== What the exercise asks ==
Transcribe all of the material exactly, except for its pictures.

== Raw data ==
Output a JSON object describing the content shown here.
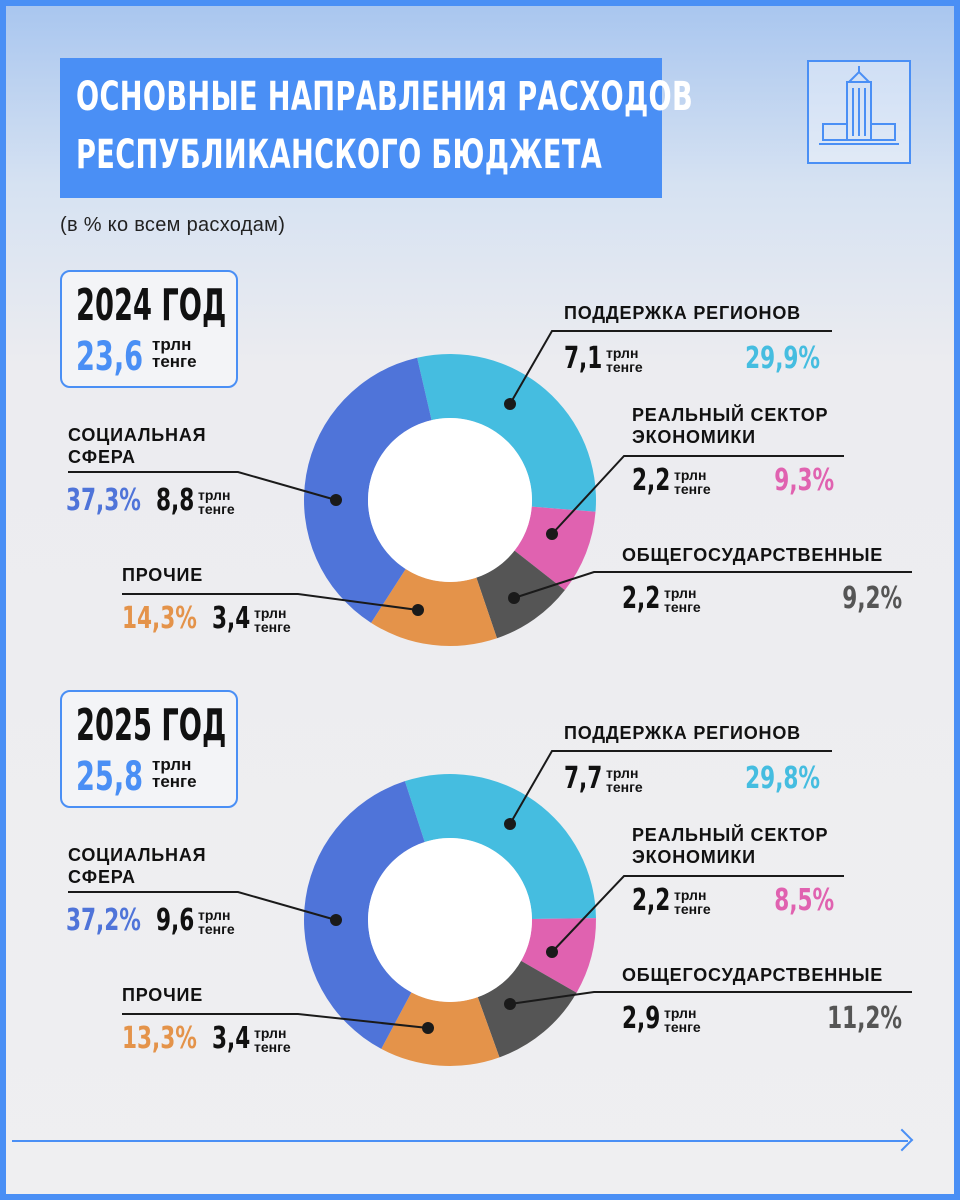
{
  "title": {
    "line1": "ОСНОВНЫЕ НАПРАВЛЕНИЯ РАСХОДОВ",
    "line2": "РЕСПУБЛИКАНСКОГО БЮДЖЕТА"
  },
  "subtitle": "(в % ко всем расходам)",
  "unit": {
    "line1": "трлн",
    "line2": "тенге"
  },
  "colors": {
    "accent": "#4a8ff5",
    "social": "#4f74d9",
    "regions": "#45bde0",
    "real_sector": "#e062b0",
    "general": "#555555",
    "other": "#e4934a"
  },
  "icons": {
    "logo": "government-building-icon",
    "arrow": "arrow-right-icon"
  },
  "years": [
    {
      "label": "2024 ГОД",
      "total": "23,6",
      "segments": {
        "regions": {
          "title": "ПОДДЕРЖКА РЕГИОНОВ",
          "amount": "7,1",
          "percent": "29,9%"
        },
        "real_sector": {
          "title_line1": "РЕАЛЬНЫЙ СЕКТОР",
          "title_line2": "ЭКОНОМИКИ",
          "amount": "2,2",
          "percent": "9,3%"
        },
        "general": {
          "title": "ОБЩЕГОСУДАРСТВЕННЫЕ",
          "amount": "2,2",
          "percent": "9,2%"
        },
        "social": {
          "title_line1": "СОЦИАЛЬНАЯ",
          "title_line2": "СФЕРА",
          "amount": "8,8",
          "percent": "37,3%"
        },
        "other": {
          "title": "ПРОЧИЕ",
          "amount": "3,4",
          "percent": "14,3%"
        }
      }
    },
    {
      "label": "2025 ГОД",
      "total": "25,8",
      "segments": {
        "regions": {
          "title": "ПОДДЕРЖКА РЕГИОНОВ",
          "amount": "7,7",
          "percent": "29,8%"
        },
        "real_sector": {
          "title_line1": "РЕАЛЬНЫЙ СЕКТОР",
          "title_line2": "ЭКОНОМИКИ",
          "amount": "2,2",
          "percent": "8,5%"
        },
        "general": {
          "title": "ОБЩЕГОСУДАРСТВЕННЫЕ",
          "amount": "2,9",
          "percent": "11,2%"
        },
        "social": {
          "title_line1": "СОЦИАЛЬНАЯ",
          "title_line2": "СФЕРА",
          "amount": "9,6",
          "percent": "37,2%"
        },
        "other": {
          "title": "ПРОЧИЕ",
          "amount": "3,4",
          "percent": "13,3%"
        }
      }
    }
  ],
  "chart_data": [
    {
      "type": "pie",
      "title": "2024 ГОД",
      "categories": [
        "ПОДДЕРЖКА РЕГИОНОВ",
        "РЕАЛЬНЫЙ СЕКТОР ЭКОНОМИКИ",
        "ОБЩЕГОСУДАРСТВЕННЫЕ",
        "ПРОЧИЕ",
        "СОЦИАЛЬНАЯ СФЕРА"
      ],
      "values": [
        29.9,
        9.3,
        9.2,
        14.3,
        37.3
      ],
      "amounts_trln_tenge": [
        7.1,
        2.2,
        2.2,
        3.4,
        8.8
      ],
      "total_trln_tenge": 23.6,
      "colors": [
        "#45bde0",
        "#e062b0",
        "#555555",
        "#e4934a",
        "#4f74d9"
      ]
    },
    {
      "type": "pie",
      "title": "2025 ГОД",
      "categories": [
        "ПОДДЕРЖКА РЕГИОНОВ",
        "РЕАЛЬНЫЙ СЕКТОР ЭКОНОМИКИ",
        "ОБЩЕГОСУДАРСТВЕННЫЕ",
        "ПРОЧИЕ",
        "СОЦИАЛЬНАЯ СФЕРА"
      ],
      "values": [
        29.8,
        8.5,
        11.2,
        13.3,
        37.2
      ],
      "amounts_trln_tenge": [
        7.7,
        2.2,
        2.9,
        3.4,
        9.6
      ],
      "total_trln_tenge": 25.8,
      "colors": [
        "#45bde0",
        "#e062b0",
        "#555555",
        "#e4934a",
        "#4f74d9"
      ]
    }
  ]
}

== Output for this task ==
Output a JSON object describing the content shown here.
{
  "title": {
    "line1": "ОСНОВНЫЕ НАПРАВЛЕНИЯ РАСХОДОВ",
    "line2": "РЕСПУБЛИКАНСКОГО БЮДЖЕТА"
  },
  "subtitle": "(в % ко всем расходам)",
  "unit": {
    "line1": "трлн",
    "line2": "тенге"
  },
  "colors": {
    "accent": "#4a8ff5",
    "social": "#4f74d9",
    "regions": "#45bde0",
    "real_sector": "#e062b0",
    "general": "#555555",
    "other": "#e4934a"
  },
  "icons": {
    "logo": "government-building-icon",
    "arrow": "arrow-right-icon"
  },
  "years": [
    {
      "label": "2024 ГОД",
      "total": "23,6",
      "segments": {
        "regions": {
          "title": "ПОДДЕРЖКА РЕГИОНОВ",
          "amount": "7,1",
          "percent": "29,9%"
        },
        "real_sector": {
          "title_line1": "РЕАЛЬНЫЙ СЕКТОР",
          "title_line2": "ЭКОНОМИКИ",
          "amount": "2,2",
          "percent": "9,3%"
        },
        "general": {
          "title": "ОБЩЕГОСУДАРСТВЕННЫЕ",
          "amount": "2,2",
          "percent": "9,2%"
        },
        "social": {
          "title_line1": "СОЦИАЛЬНАЯ",
          "title_line2": "СФЕРА",
          "amount": "8,8",
          "percent": "37,3%"
        },
        "other": {
          "title": "ПРОЧИЕ",
          "amount": "3,4",
          "percent": "14,3%"
        }
      }
    },
    {
      "label": "2025 ГОД",
      "total": "25,8",
      "segments": {
        "regions": {
          "title": "ПОДДЕРЖКА РЕГИОНОВ",
          "amount": "7,7",
          "percent": "29,8%"
        },
        "real_sector": {
          "title_line1": "РЕАЛЬНЫЙ СЕКТОР",
          "title_line2": "ЭКОНОМИКИ",
          "amount": "2,2",
          "percent": "8,5%"
        },
        "general": {
          "title": "ОБЩЕГОСУДАРСТВЕННЫЕ",
          "amount": "2,9",
          "percent": "11,2%"
        },
        "social": {
          "title_line1": "СОЦИАЛЬНАЯ",
          "title_line2": "СФЕРА",
          "amount": "9,6",
          "percent": "37,2%"
        },
        "other": {
          "title": "ПРОЧИЕ",
          "amount": "3,4",
          "percent": "13,3%"
        }
      }
    }
  ],
  "chart_data": [
    {
      "type": "pie",
      "title": "2024 ГОД",
      "categories": [
        "ПОДДЕРЖКА РЕГИОНОВ",
        "РЕАЛЬНЫЙ СЕКТОР ЭКОНОМИКИ",
        "ОБЩЕГОСУДАРСТВЕННЫЕ",
        "ПРОЧИЕ",
        "СОЦИАЛЬНАЯ СФЕРА"
      ],
      "values": [
        29.9,
        9.3,
        9.2,
        14.3,
        37.3
      ],
      "amounts_trln_tenge": [
        7.1,
        2.2,
        2.2,
        3.4,
        8.8
      ],
      "total_trln_tenge": 23.6,
      "colors": [
        "#45bde0",
        "#e062b0",
        "#555555",
        "#e4934a",
        "#4f74d9"
      ]
    },
    {
      "type": "pie",
      "title": "2025 ГОД",
      "categories": [
        "ПОДДЕРЖКА РЕГИОНОВ",
        "РЕАЛЬНЫЙ СЕКТОР ЭКОНОМИКИ",
        "ОБЩЕГОСУДАРСТВЕННЫЕ",
        "ПРОЧИЕ",
        "СОЦИАЛЬНАЯ СФЕРА"
      ],
      "values": [
        29.8,
        8.5,
        11.2,
        13.3,
        37.2
      ],
      "amounts_trln_tenge": [
        7.7,
        2.2,
        2.9,
        3.4,
        9.6
      ],
      "total_trln_tenge": 25.8,
      "colors": [
        "#45bde0",
        "#e062b0",
        "#555555",
        "#e4934a",
        "#4f74d9"
      ]
    }
  ]
}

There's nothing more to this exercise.